Exercise
Write out every entry exactly as given, but omit the pictures.
-- Start --
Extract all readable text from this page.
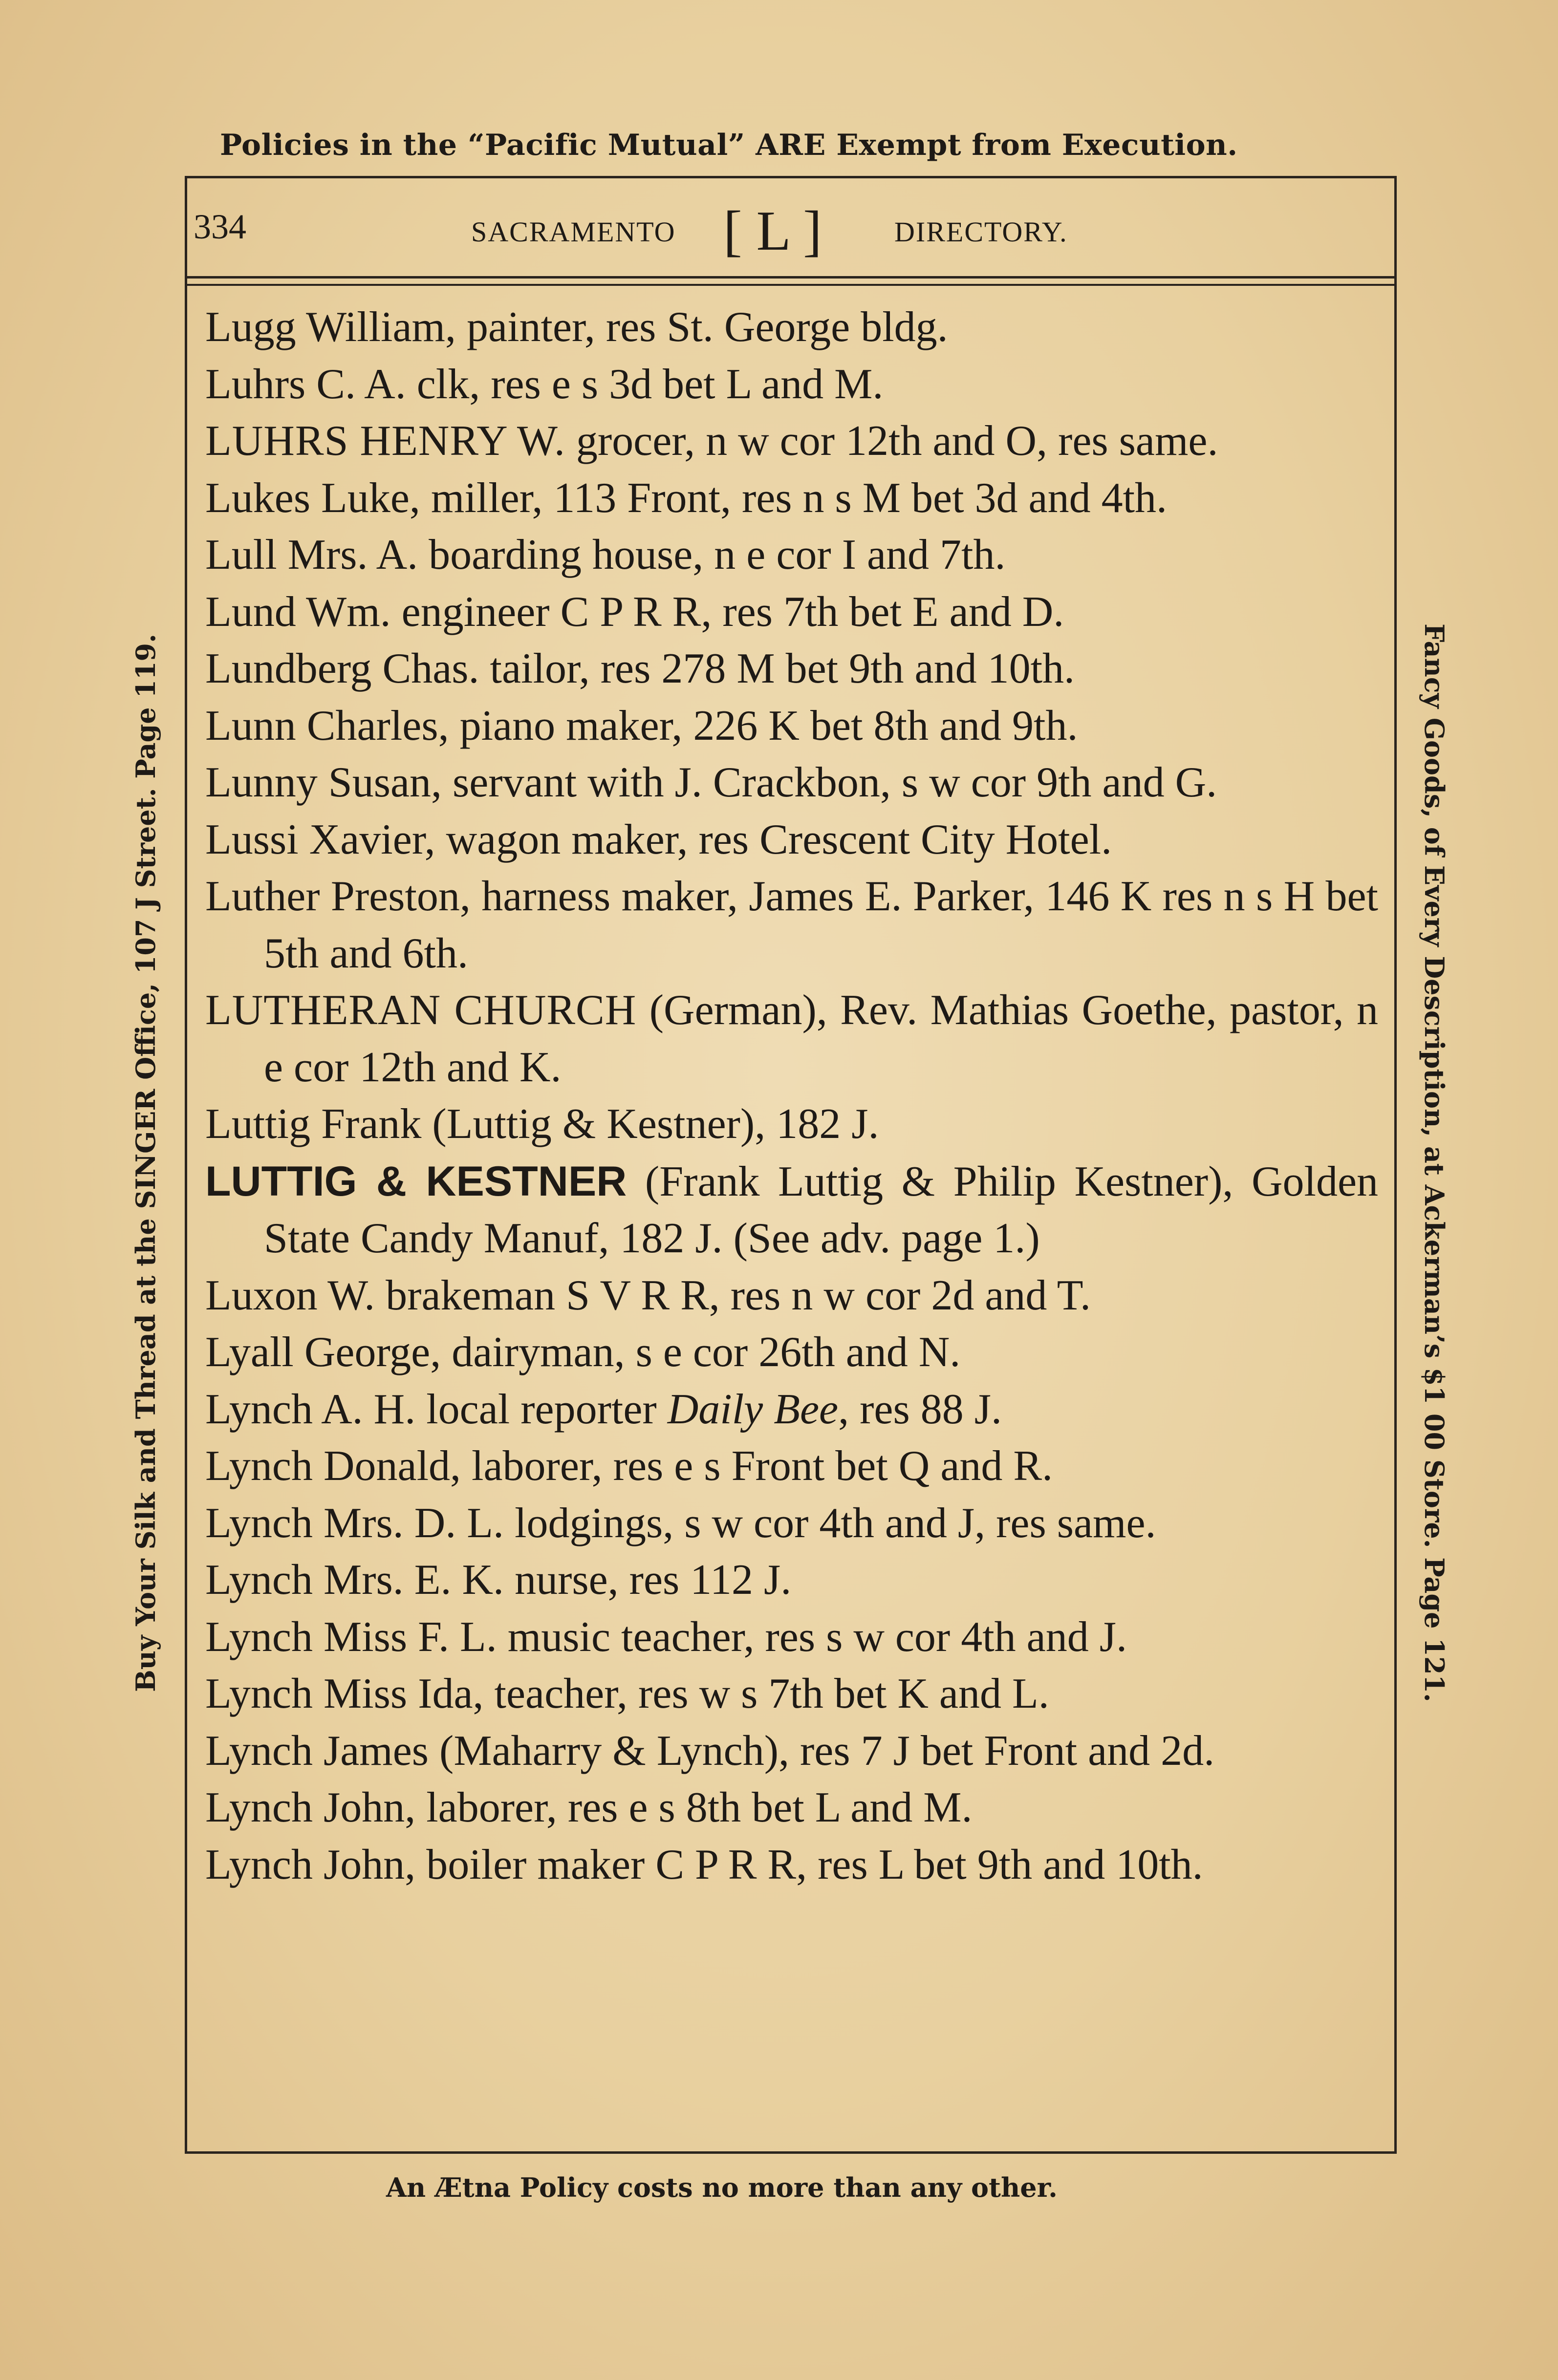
Policies in the “Pacific Mutual” ARE Exempt from Execution.
334	SACRAMENTO [ L ]	DIRECTORY.
Lugg William, painter, res St. George bldg.
Luhrs C. A. clk, res e s 3d bet L and M.
LUHRS HENRY W. grocer, n w cor 12th and O, res same.
Lukes Luke, miller, 113 Front, res n s M bet 3d and 4th.
Lull Mrs. A. boarding house, n e cor I and 7th.
Lund Wm. engineer C P R R, res 7th bet E and D.
Lundberg Chas. tailor, res 278 M bet 9th and 10th.
Lunn Charles, piano maker, 226 K bet 8th and 9th.
Lunny Susan, servant with J. Crackbon, s w cor 9th and G.
Lussi Xavier, wagon maker, res Crescent City Hotel.
Luther Preston, harness maker, James E. Parker, 146 K res n s H bet 5th and 6th.
LUTHERAN CHURCH (German), Rev. Mathias Goethe, pastor, n e cor 12th and K.
Luttig Frank (Luttig & Kestner), 182 J.
LUTTIG & KESTNER (Frank Luttig & Philip Kestner), Golden State Candy Manuf, 182 J. (See adv. page 1.)
Luxon W. brakeman S V R R, res n w cor 2d and T.
Lyall George, dairyman, s e cor 26th and N.
Lynch A. H. local reporter Daily Bee, res 88 J.
Lynch Donald, laborer, res e s Front bet Q and R.
Lynch Mrs. D. L. lodgings, s w cor 4th and J, res same.
Lynch Mrs. E. K. nurse, res 112 J.
Lynch Miss F. L. music teacher, res s w cor 4th and J.
Lynch Miss Ida, teacher, res w s 7th bet K and L.
Lynch James (Maharry & Lynch), res 7 J bet Front and 2d.
Lynch John, laborer, res e s 8th bet L and M.
Lynch John, boiler maker C P R R, res L bet 9th and 10th.
Buy Your Silk and Thread at the SINGER Office, 107 J Street. Page 119.	Fancy Goods, of Every Description, at Ackerman’s $1 00 Store. Page 121.
An Ætna Policy costs no more than any other.
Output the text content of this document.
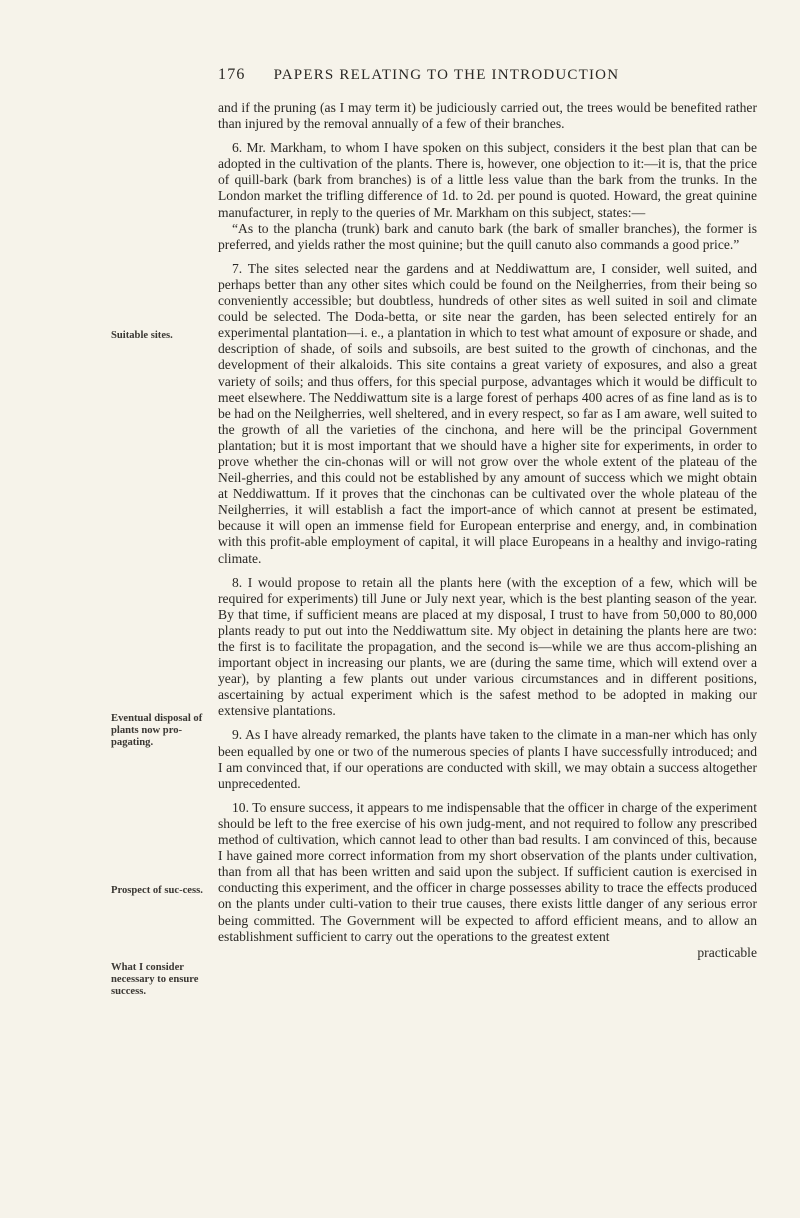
176 PAPERS RELATING TO THE INTRODUCTION
Suitable sites.
Eventual disposal of plants now pro-pagating.
Prospect of suc-cess.
What I consider necessary to ensure success.

and if the pruning (as I may term it) be judiciously carried out, the trees would be benefited rather than injured by the removal annually of a few of their branches.

6. Mr. Markham, to whom I have spoken on this subject, considers it the best plan that can be adopted in the cultivation of the plants. There is, however, one objection to it:—it is, that the price of quill-bark (bark from branches) is of a little less value than the bark from the trunks. In the London market the trifling difference of 1d. to 2d. per pound is quoted. Howard, the great quinine manufacturer, in reply to the queries of Mr. Markham on this subject, states:—

“As to the plancha (trunk) bark and canuto bark (the bark of smaller branches), the former is preferred, and yields rather the most quinine; but the quill canuto also commands a good price.”

7. The sites selected near the gardens and at Neddiwattum are, I consider, well suited, and perhaps better than any other sites which could be found on the Neilgherries, from their being so conveniently accessible; but doubtless, hundreds of other sites as well suited in soil and climate could be selected. The Doda-betta, or site near the garden, has been selected entirely for an experimental plantation—i. e., a plantation in which to test what amount of exposure or shade, and description of shade, of soils and subsoils, are best suited to the growth of cinchonas, and the development of their alkaloids. This site contains a great variety of exposures, and also a great variety of soils; and thus offers, for this special purpose, advantages which it would be difficult to meet elsewhere. The Neddiwattum site is a large forest of perhaps 400 acres of as fine land as is to be had on the Neilgherries, well sheltered, and in every respect, so far as I am aware, well suited to the growth of all the varieties of the cinchona, and here will be the principal Government plantation; but it is most important that we should have a higher site for experiments, in order to prove whether the cin-chonas will or will not grow over the whole extent of the plateau of the Neil-gherries, and this could not be established by any amount of success which we might obtain at Neddiwattum. If it proves that the cinchonas can be cultivated over the whole plateau of the Neilgherries, it will establish a fact the import-ance of which cannot at present be estimated, because it will open an immense field for European enterprise and energy, and, in combination with this profit-able employment of capital, it will place Europeans in a healthy and invigo-rating climate.

8. I would propose to retain all the plants here (with the exception of a few, which will be required for experiments) till June or July next year, which is the best planting season of the year. By that time, if sufficient means are placed at my disposal, I trust to have from 50,000 to 80,000 plants ready to put out into the Neddiwattum site. My object in detaining the plants here are two: the first is to facilitate the propagation, and the second is—while we are thus accom-plishing an important object in increasing our plants, we are (during the same time, which will extend over a year), by planting a few plants out under various circumstances and in different positions, ascertaining by actual experiment which is the safest method to be adopted in making our extensive plantations.

9. As I have already remarked, the plants have taken to the climate in a man-ner which has only been equalled by one or two of the numerous species of plants I have successfully introduced; and I am convinced that, if our operations are conducted with skill, we may obtain a success altogether unprecedented.

10. To ensure success, it appears to me indispensable that the officer in charge of the experiment should be left to the free exercise of his own judg-ment, and not required to follow any prescribed method of cultivation, which cannot lead to other than bad results. I am convinced of this, because I have gained more correct information from my short observation of the plants under cultivation, than from all that has been written and said upon the subject. If sufficient caution is exercised in conducting this experiment, and the officer in charge possesses ability to trace the effects produced on the plants under culti-vation to their true causes, there exists little danger of any serious error being committed. The Government will be expected to afford efficient means, and to allow an establishment sufficient to carry out the operations to the greatest extent

practicable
-- End --
Task result
Extract all readable text from this page.
Policies in the “Pacific Mutual” ARE Exempt from Execution.
334	SACRAMENTO [ L ]	DIRECTORY.
Lugg William, painter, res St. George bldg.
Luhrs C. A. clk, res e s 3d bet L and M.
LUHRS HENRY W. grocer, n w cor 12th and O, res same.
Lukes Luke, miller, 113 Front, res n s M bet 3d and 4th.
Lull Mrs. A. boarding house, n e cor I and 7th.
Lund Wm. engineer C P R R, res 7th bet E and D.
Lundberg Chas. tailor, res 278 M bet 9th and 10th.
Lunn Charles, piano maker, 226 K bet 8th and 9th.
Lunny Susan, servant with J. Crackbon, s w cor 9th and G.
Lussi Xavier, wagon maker, res Crescent City Hotel.
Luther Preston, harness maker, James E. Parker, 146 K res n s H bet 5th and 6th.
LUTHERAN CHURCH (German), Rev. Mathias Goethe, pastor, n e cor 12th and K.
Luttig Frank (Luttig & Kestner), 182 J.
LUTTIG & KESTNER (Frank Luttig & Philip Kestner), Golden State Candy Manuf, 182 J. (See adv. page 1.)
Luxon W. brakeman S V R R, res n w cor 2d and T.
Lyall George, dairyman, s e cor 26th and N.
Lynch A. H. local reporter Daily Bee, res 88 J.
Lynch Donald, laborer, res e s Front bet Q and R.
Lynch Mrs. D. L. lodgings, s w cor 4th and J, res same.
Lynch Mrs. E. K. nurse, res 112 J.
Lynch Miss F. L. music teacher, res s w cor 4th and J.
Lynch Miss Ida, teacher, res w s 7th bet K and L.
Lynch James (Maharry & Lynch), res 7 J bet Front and 2d.
Lynch John, laborer, res e s 8th bet L and M.
Lynch John, boiler maker C P R R, res L bet 9th and 10th.
Buy Your Silk and Thread at the SINGER Office, 107 J Street. Page 119.	Fancy Goods, of Every Description, at Ackerman’s $1 00 Store. Page 121.
An Ætna Policy costs no more than any other.
Output the text content of this document.
176 PAPERS RELATING TO THE INTRODUCTION
Suitable sites.
Eventual disposal of plants now pro-pagating.
Prospect of suc-cess.
What I consider necessary to ensure success.

and if the pruning (as I may term it) be judiciously carried out, the trees would be benefited rather than injured by the removal annually of a few of their branches.

6. Mr. Markham, to whom I have spoken on this subject, considers it the best plan that can be adopted in the cultivation of the plants. There is, however, one objection to it:—it is, that the price of quill-bark (bark from branches) is of a little less value than the bark from the trunks. In the London market the trifling difference of 1d. to 2d. per pound is quoted. Howard, the great quinine manufacturer, in reply to the queries of Mr. Markham on this subject, states:—

“As to the plancha (trunk) bark and canuto bark (the bark of smaller branches), the former is preferred, and yields rather the most quinine; but the quill canuto also commands a good price.”

7. The sites selected near the gardens and at Neddiwattum are, I consider, well suited, and perhaps better than any other sites which could be found on the Neilgherries, from their being so conveniently accessible; but doubtless, hundreds of other sites as well suited in soil and climate could be selected. The Doda-betta, or site near the garden, has been selected entirely for an experimental plantation—i. e., a plantation in which to test what amount of exposure or shade, and description of shade, of soils and subsoils, are best suited to the growth of cinchonas, and the development of their alkaloids. This site contains a great variety of exposures, and also a great variety of soils; and thus offers, for this special purpose, advantages which it would be difficult to meet elsewhere. The Neddiwattum site is a large forest of perhaps 400 acres of as fine land as is to be had on the Neilgherries, well sheltered, and in every respect, so far as I am aware, well suited to the growth of all the varieties of the cinchona, and here will be the principal Government plantation; but it is most important that we should have a higher site for experiments, in order to prove whether the cin-chonas will or will not grow over the whole extent of the plateau of the Neil-gherries, and this could not be established by any amount of success which we might obtain at Neddiwattum. If it proves that the cinchonas can be cultivated over the whole plateau of the Neilgherries, it will establish a fact the import-ance of which cannot at present be estimated, because it will open an immense field for European enterprise and energy, and, in combination with this profit-able employment of capital, it will place Europeans in a healthy and invigo-rating climate.

8. I would propose to retain all the plants here (with the exception of a few, which will be required for experiments) till June or July next year, which is the best planting season of the year. By that time, if sufficient means are placed at my disposal, I trust to have from 50,000 to 80,000 plants ready to put out into the Neddiwattum site. My object in detaining the plants here are two: the first is to facilitate the propagation, and the second is—while we are thus accom-plishing an important object in increasing our plants, we are (during the same time, which will extend over a year), by planting a few plants out under various circumstances and in different positions, ascertaining by actual experiment which is the safest method to be adopted in making our extensive plantations.

9. As I have already remarked, the plants have taken to the climate in a man-ner which has only been equalled by one or two of the numerous species of plants I have successfully introduced; and I am convinced that, if our operations are conducted with skill, we may obtain a success altogether unprecedented.

10. To ensure success, it appears to me indispensable that the officer in charge of the experiment should be left to the free exercise of his own judg-ment, and not required to follow any prescribed method of cultivation, which cannot lead to other than bad results. I am convinced of this, because I have gained more correct information from my short observation of the plants under cultivation, than from all that has been written and said upon the subject. If sufficient caution is exercised in conducting this experiment, and the officer in charge possesses ability to trace the effects produced on the plants under culti-vation to their true causes, there exists little danger of any serious error being committed. The Government will be expected to afford efficient means, and to allow an establishment sufficient to carry out the operations to the greatest extent

practicable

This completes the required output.